- _WRITTEN TASK_: In the entries below, find every line with "polls" and copy it.

- _AVAILABLE RECORDS_:

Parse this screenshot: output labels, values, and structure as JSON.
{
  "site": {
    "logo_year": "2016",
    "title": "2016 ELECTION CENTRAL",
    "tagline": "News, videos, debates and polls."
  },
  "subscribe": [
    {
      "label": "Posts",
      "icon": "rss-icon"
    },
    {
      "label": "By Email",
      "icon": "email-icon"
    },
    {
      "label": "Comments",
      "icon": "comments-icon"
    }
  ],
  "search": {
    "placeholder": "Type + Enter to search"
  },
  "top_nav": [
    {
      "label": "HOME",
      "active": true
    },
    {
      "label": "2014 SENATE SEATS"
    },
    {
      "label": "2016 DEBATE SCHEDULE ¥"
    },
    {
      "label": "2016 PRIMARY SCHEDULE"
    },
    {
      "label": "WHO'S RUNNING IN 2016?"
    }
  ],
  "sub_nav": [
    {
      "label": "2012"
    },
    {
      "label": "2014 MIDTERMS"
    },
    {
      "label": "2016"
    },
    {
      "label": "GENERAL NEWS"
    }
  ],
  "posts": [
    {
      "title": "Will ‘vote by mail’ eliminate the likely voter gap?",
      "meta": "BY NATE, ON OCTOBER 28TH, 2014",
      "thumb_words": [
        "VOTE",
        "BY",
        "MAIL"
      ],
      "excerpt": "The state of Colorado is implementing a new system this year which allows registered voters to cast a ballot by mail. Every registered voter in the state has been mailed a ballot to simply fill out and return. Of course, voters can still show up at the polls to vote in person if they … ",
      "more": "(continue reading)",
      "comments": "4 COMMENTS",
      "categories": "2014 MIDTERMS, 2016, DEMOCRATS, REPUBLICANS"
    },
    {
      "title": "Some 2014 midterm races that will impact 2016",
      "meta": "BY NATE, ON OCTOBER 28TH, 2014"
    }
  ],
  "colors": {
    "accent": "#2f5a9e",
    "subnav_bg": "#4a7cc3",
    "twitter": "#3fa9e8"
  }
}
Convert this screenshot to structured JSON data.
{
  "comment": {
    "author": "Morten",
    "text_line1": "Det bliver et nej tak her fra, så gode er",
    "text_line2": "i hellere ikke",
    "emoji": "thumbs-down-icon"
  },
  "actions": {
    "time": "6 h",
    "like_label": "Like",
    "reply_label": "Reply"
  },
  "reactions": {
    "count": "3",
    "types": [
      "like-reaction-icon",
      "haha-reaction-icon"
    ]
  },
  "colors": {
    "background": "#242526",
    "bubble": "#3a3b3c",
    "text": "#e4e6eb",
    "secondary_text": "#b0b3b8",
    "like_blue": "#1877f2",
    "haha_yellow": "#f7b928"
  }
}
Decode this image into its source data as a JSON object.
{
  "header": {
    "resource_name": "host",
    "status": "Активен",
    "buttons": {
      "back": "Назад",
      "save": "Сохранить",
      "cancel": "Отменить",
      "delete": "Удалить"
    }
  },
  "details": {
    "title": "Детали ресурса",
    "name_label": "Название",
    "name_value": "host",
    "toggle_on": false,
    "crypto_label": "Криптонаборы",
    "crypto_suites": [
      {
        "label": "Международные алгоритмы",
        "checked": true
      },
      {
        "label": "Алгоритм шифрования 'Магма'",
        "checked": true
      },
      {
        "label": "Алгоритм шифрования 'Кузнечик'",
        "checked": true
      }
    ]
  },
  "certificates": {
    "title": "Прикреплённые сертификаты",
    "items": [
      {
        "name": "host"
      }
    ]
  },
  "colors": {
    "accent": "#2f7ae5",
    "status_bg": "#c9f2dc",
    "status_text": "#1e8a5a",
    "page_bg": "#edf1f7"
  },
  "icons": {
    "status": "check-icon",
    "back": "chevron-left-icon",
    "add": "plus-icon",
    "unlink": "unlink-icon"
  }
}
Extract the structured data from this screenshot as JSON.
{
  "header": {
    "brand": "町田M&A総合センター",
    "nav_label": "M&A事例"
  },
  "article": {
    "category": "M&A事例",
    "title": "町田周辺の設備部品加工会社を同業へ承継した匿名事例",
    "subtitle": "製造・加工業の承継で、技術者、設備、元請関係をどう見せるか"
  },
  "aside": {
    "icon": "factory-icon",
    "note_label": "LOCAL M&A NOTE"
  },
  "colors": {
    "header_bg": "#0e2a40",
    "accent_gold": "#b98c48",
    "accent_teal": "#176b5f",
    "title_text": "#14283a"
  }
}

- _EXERCISE RESPONSE_:
    "tagline": "News, videos, debates and polls."
      "excerpt": "The state of Colorado is implementing a new system this year which allows registered voters to cast a ballot by mail. Every registered voter in the state has been mailed a ballot to simply fill out and return. Of course, voters can still show up at the polls to vote in person if they … ",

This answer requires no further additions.